BEGIN Given data

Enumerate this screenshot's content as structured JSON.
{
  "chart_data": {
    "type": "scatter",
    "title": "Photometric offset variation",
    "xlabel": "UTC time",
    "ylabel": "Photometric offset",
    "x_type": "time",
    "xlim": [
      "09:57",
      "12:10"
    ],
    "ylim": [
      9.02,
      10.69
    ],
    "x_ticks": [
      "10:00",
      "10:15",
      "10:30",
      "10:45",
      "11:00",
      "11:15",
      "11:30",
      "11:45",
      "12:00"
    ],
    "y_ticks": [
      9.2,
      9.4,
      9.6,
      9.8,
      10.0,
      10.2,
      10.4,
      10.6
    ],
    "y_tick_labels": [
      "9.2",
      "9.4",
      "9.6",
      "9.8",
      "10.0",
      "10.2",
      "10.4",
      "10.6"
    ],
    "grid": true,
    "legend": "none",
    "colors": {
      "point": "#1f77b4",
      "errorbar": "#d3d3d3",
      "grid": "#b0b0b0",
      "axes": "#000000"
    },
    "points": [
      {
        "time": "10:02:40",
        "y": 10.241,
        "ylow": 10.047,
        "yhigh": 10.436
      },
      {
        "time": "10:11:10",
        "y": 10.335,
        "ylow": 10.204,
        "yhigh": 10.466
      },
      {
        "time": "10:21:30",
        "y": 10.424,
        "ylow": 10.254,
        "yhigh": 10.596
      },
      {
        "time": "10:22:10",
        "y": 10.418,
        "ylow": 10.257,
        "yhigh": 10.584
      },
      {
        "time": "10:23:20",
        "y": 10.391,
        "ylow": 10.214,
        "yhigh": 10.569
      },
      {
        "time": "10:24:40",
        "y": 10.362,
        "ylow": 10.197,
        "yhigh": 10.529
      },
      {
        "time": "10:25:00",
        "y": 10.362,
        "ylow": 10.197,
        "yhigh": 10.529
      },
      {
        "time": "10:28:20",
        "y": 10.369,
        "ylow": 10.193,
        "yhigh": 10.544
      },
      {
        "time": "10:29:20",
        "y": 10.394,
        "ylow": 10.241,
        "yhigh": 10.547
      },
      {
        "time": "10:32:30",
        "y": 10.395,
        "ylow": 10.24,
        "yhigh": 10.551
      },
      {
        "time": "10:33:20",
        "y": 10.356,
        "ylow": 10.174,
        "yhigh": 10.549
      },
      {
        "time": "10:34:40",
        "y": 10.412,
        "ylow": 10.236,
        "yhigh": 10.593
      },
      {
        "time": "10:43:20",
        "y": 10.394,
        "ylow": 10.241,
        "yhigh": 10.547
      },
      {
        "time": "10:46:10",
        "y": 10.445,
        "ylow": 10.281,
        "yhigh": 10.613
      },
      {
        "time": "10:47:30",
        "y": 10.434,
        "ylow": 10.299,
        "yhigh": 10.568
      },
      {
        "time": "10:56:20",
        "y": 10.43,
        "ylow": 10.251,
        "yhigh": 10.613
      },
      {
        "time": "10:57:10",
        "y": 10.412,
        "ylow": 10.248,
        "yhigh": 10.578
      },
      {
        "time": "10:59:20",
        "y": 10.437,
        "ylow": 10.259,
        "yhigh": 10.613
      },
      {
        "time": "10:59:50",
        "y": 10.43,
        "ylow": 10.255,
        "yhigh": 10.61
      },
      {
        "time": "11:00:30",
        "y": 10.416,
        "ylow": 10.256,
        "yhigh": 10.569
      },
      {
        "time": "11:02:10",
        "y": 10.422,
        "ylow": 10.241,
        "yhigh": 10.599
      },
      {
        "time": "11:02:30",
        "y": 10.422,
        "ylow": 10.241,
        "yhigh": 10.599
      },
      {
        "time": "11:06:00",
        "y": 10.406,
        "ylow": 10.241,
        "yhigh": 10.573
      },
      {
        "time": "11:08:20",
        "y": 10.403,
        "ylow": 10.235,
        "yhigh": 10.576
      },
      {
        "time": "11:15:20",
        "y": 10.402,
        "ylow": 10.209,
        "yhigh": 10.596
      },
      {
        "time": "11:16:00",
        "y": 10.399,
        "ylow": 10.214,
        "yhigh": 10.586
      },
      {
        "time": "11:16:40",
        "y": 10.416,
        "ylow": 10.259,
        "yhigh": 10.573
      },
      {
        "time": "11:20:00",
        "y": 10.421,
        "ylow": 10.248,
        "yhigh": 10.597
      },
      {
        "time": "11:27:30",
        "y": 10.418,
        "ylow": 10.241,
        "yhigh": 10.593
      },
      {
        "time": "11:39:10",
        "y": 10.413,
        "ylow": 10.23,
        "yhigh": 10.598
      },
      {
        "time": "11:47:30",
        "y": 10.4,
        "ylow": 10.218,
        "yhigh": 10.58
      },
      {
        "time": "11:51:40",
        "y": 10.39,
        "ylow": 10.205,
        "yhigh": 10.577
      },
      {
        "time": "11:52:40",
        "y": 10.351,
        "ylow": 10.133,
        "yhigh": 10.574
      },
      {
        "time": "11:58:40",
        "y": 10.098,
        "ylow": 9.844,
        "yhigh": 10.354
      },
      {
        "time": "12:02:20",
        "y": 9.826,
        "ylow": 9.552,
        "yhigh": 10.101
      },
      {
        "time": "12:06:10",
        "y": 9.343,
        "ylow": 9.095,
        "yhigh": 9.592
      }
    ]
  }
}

END Given data

_Exercise details_
Print the material above once more, exactly.

_Expected answer_
Enumerate this screenshot's content as structured JSON.
{
  "chart_data": {
    "type": "scatter",
    "title": "Photometric offset variation",
    "xlabel": "UTC time",
    "ylabel": "Photometric offset",
    "x_type": "time",
    "xlim": [
      "09:57",
      "12:10"
    ],
    "ylim": [
      9.02,
      10.69
    ],
    "x_ticks": [
      "10:00",
      "10:15",
      "10:30",
      "10:45",
      "11:00",
      "11:15",
      "11:30",
      "11:45",
      "12:00"
    ],
    "y_ticks": [
      9.2,
      9.4,
      9.6,
      9.8,
      10.0,
      10.2,
      10.4,
      10.6
    ],
    "y_tick_labels": [
      "9.2",
      "9.4",
      "9.6",
      "9.8",
      "10.0",
      "10.2",
      "10.4",
      "10.6"
    ],
    "grid": true,
    "legend": "none",
    "colors": {
      "point": "#1f77b4",
      "errorbar": "#d3d3d3",
      "grid": "#b0b0b0",
      "axes": "#000000"
    },
    "points": [
      {
        "time": "10:02:40",
        "y": 10.241,
        "ylow": 10.047,
        "yhigh": 10.436
      },
      {
        "time": "10:11:10",
        "y": 10.335,
        "ylow": 10.204,
        "yhigh": 10.466
      },
      {
        "time": "10:21:30",
        "y": 10.424,
        "ylow": 10.254,
        "yhigh": 10.596
      },
      {
        "time": "10:22:10",
        "y": 10.418,
        "ylow": 10.257,
        "yhigh": 10.584
      },
      {
        "time": "10:23:20",
        "y": 10.391,
        "ylow": 10.214,
        "yhigh": 10.569
      },
      {
        "time": "10:24:40",
        "y": 10.362,
        "ylow": 10.197,
        "yhigh": 10.529
      },
      {
        "time": "10:25:00",
        "y": 10.362,
        "ylow": 10.197,
        "yhigh": 10.529
      },
      {
        "time": "10:28:20",
        "y": 10.369,
        "ylow": 10.193,
        "yhigh": 10.544
      },
      {
        "time": "10:29:20",
        "y": 10.394,
        "ylow": 10.241,
        "yhigh": 10.547
      },
      {
        "time": "10:32:30",
        "y": 10.395,
        "ylow": 10.24,
        "yhigh": 10.551
      },
      {
        "time": "10:33:20",
        "y": 10.356,
        "ylow": 10.174,
        "yhigh": 10.549
      },
      {
        "time": "10:34:40",
        "y": 10.412,
        "ylow": 10.236,
        "yhigh": 10.593
      },
      {
        "time": "10:43:20",
        "y": 10.394,
        "ylow": 10.241,
        "yhigh": 10.547
      },
      {
        "time": "10:46:10",
        "y": 10.445,
        "ylow": 10.281,
        "yhigh": 10.613
      },
      {
        "time": "10:47:30",
        "y": 10.434,
        "ylow": 10.299,
        "yhigh": 10.568
      },
      {
        "time": "10:56:20",
        "y": 10.43,
        "ylow": 10.251,
        "yhigh": 10.613
      },
      {
        "time": "10:57:10",
        "y": 10.412,
        "ylow": 10.248,
        "yhigh": 10.578
      },
      {
        "time": "10:59:20",
        "y": 10.437,
        "ylow": 10.259,
        "yhigh": 10.613
      },
      {
        "time": "10:59:50",
        "y": 10.43,
        "ylow": 10.255,
        "yhigh": 10.61
      },
      {
        "time": "11:00:30",
        "y": 10.416,
        "ylow": 10.256,
        "yhigh": 10.569
      },
      {
        "time": "11:02:10",
        "y": 10.422,
        "ylow": 10.241,
        "yhigh": 10.599
      },
      {
        "time": "11:02:30",
        "y": 10.422,
        "ylow": 10.241,
        "yhigh": 10.599
      },
      {
        "time": "11:06:00",
        "y": 10.406,
        "ylow": 10.241,
        "yhigh": 10.573
      },
      {
        "time": "11:08:20",
        "y": 10.403,
        "ylow": 10.235,
        "yhigh": 10.576
      },
      {
        "time": "11:15:20",
        "y": 10.402,
        "ylow": 10.209,
        "yhigh": 10.596
      },
      {
        "time": "11:16:00",
        "y": 10.399,
        "ylow": 10.214,
        "yhigh": 10.586
      },
      {
        "time": "11:16:40",
        "y": 10.416,
        "ylow": 10.259,
        "yhigh": 10.573
      },
      {
        "time": "11:20:00",
        "y": 10.421,
        "ylow": 10.248,
        "yhigh": 10.597
      },
      {
        "time": "11:27:30",
        "y": 10.418,
        "ylow": 10.241,
        "yhigh": 10.593
      },
      {
        "time": "11:39:10",
        "y": 10.413,
        "ylow": 10.23,
        "yhigh": 10.598
      },
      {
        "time": "11:47:30",
        "y": 10.4,
        "ylow": 10.218,
        "yhigh": 10.58
      },
      {
        "time": "11:51:40",
        "y": 10.39,
        "ylow": 10.205,
        "yhigh": 10.577
      },
      {
        "time": "11:52:40",
        "y": 10.351,
        "ylow": 10.133,
        "yhigh": 10.574
      },
      {
        "time": "11:58:40",
        "y": 10.098,
        "ylow": 9.844,
        "yhigh": 10.354
      },
      {
        "time": "12:02:20",
        "y": 9.826,
        "ylow": 9.552,
        "yhigh": 10.101
      },
      {
        "time": "12:06:10",
        "y": 9.343,
        "ylow": 9.095,
        "yhigh": 9.592
      }
    ]
  }
}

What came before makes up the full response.